- _Requirements_
Omit the pictures and retype only the lines from the one containing "What data populates" through the end of the listing, both ends included.

- _Input records_
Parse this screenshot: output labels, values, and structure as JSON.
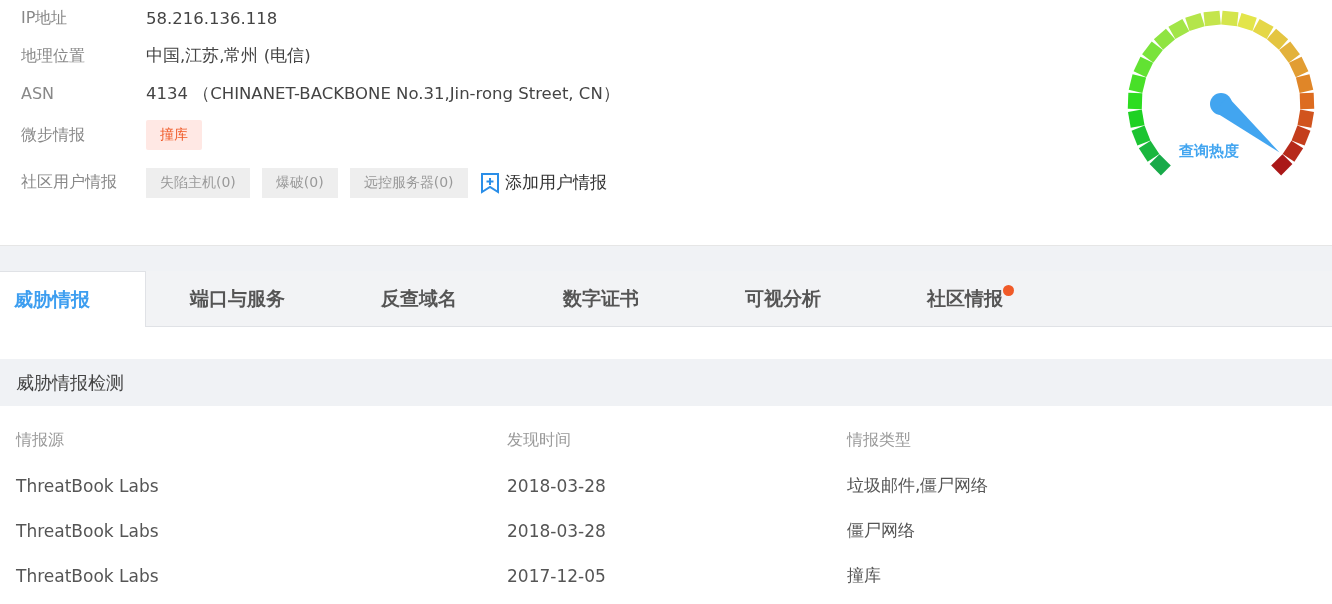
{
  "info": [
    {
      "label": "IP地址",
      "value": "58.216.136.118"
    },
    {
      "label": "地理位置",
      "value": "中国,江苏,常州 (电信)"
    },
    {
      "label": "ASN",
      "value": "4134 （CHINANET-BACKBONE No.31,Jin-rong Street, CN）"
    }
  ],
  "threat_intel": {
    "label": "微步情报",
    "tags": [
      "撞库"
    ]
  },
  "community": {
    "label": "社区用户情报",
    "tags": [
      "失陷主机(0)",
      "爆破(0)",
      "远控服务器(0)"
    ],
    "add_link": "添加用户情报"
  },
  "gauge": {
    "label": "查询热度"
  },
  "tabs": [
    {
      "label": "威胁情报",
      "selected": true,
      "dot": false
    },
    {
      "label": "端口与服务",
      "selected": false,
      "dot": false
    },
    {
      "label": "反查域名",
      "selected": false,
      "dot": false
    },
    {
      "label": "数字证书",
      "selected": false,
      "dot": false
    },
    {
      "label": "可视分析",
      "selected": false,
      "dot": false
    },
    {
      "label": "社区情报",
      "selected": false,
      "dot": true
    }
  ],
  "section": {
    "title": "威胁情报检测",
    "columns": [
      "情报源",
      "发现时间",
      "情报类型"
    ],
    "rows": [
      [
        "ThreatBook Labs",
        "2018-03-28",
        "垃圾邮件,僵尸网络"
      ],
      [
        "ThreatBook Labs",
        "2018-03-28",
        "僵尸网络"
      ],
      [
        "ThreatBook Labs",
        "2017-12-05",
        "撞库"
      ]
    ]
  }
}
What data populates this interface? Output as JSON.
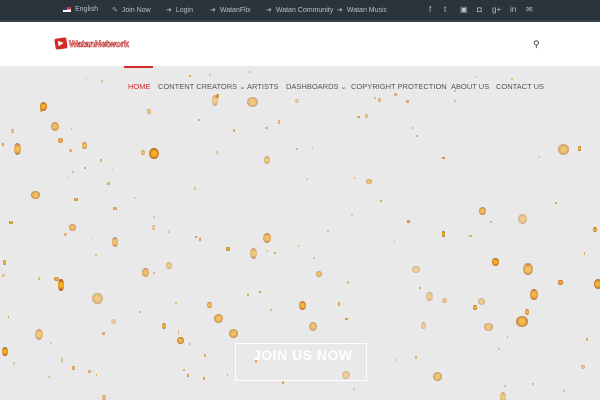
{
  "topbar": {
    "links": [
      {
        "label": "English",
        "icon": "us-flag-icon"
      },
      {
        "label": "Join Now",
        "icon": "edit-icon"
      },
      {
        "label": "Login",
        "icon": "sign-in-icon"
      },
      {
        "label": "WatanFlix",
        "icon": "sign-in-icon"
      },
      {
        "label": "Watan Community",
        "icon": "sign-in-icon"
      },
      {
        "label": "Watan Music",
        "icon": "sign-in-icon"
      }
    ],
    "social": [
      {
        "glyph": "f",
        "icon": "facebook-icon"
      },
      {
        "glyph": "t",
        "icon": "twitter-icon"
      },
      {
        "glyph": "▣",
        "icon": "youtube-icon"
      },
      {
        "glyph": "◘",
        "icon": "instagram-icon"
      },
      {
        "glyph": "g+",
        "icon": "google-plus-icon"
      },
      {
        "glyph": "in",
        "icon": "linkedin-icon"
      },
      {
        "glyph": "✉",
        "icon": "email-icon"
      }
    ]
  },
  "header": {
    "logo": "WatanNetwork",
    "search_icon": "⚲"
  },
  "nav": {
    "items": [
      "HOME",
      "CONTENT CREATORS",
      "ARTISTS",
      "DASHBOARDS",
      "COPYRIGHT PROTECTION",
      "ABOUT US",
      "CONTACT US"
    ],
    "caret": "⌄"
  },
  "hero": {
    "cta": "JOIN US NOW"
  },
  "colors": {
    "accent": "#d42a2a",
    "topbar": "#2b333b"
  }
}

- _Exercise result_
What data populates this interface? Output as JSON.
{
  "topbar": {
    "links": [
      {
        "label": "English",
        "icon": "us-flag-icon"
      },
      {
        "label": "Join Now",
        "icon": "edit-icon"
      },
      {
        "label": "Login",
        "icon": "sign-in-icon"
      },
      {
        "label": "WatanFlix",
        "icon": "sign-in-icon"
      },
      {
        "label": "Watan Community",
        "icon": "sign-in-icon"
      },
      {
        "label": "Watan Music",
        "icon": "sign-in-icon"
      }
    ],
    "social": [
      {
        "glyph": "f",
        "icon": "facebook-icon"
      },
      {
        "glyph": "t",
        "icon": "twitter-icon"
      },
      {
        "glyph": "▣",
        "icon": "youtube-icon"
      },
      {
        "glyph": "◘",
        "icon": "instagram-icon"
      },
      {
        "glyph": "g+",
        "icon": "google-plus-icon"
      },
      {
        "glyph": "in",
        "icon": "linkedin-icon"
      },
      {
        "glyph": "✉",
        "icon": "email-icon"
      }
    ]
  },
  "header": {
    "logo": "WatanNetwork",
    "search_icon": "⚲"
  },
  "nav": {
    "items": [
      "HOME",
      "CONTENT CREATORS",
      "ARTISTS",
      "DASHBOARDS",
      "COPYRIGHT PROTECTION",
      "ABOUT US",
      "CONTACT US"
    ],
    "caret": "⌄"
  },
  "hero": {
    "cta": "JOIN US NOW"
  },
  "colors": {
    "accent": "#d42a2a",
    "topbar": "#2b333b"
  }
}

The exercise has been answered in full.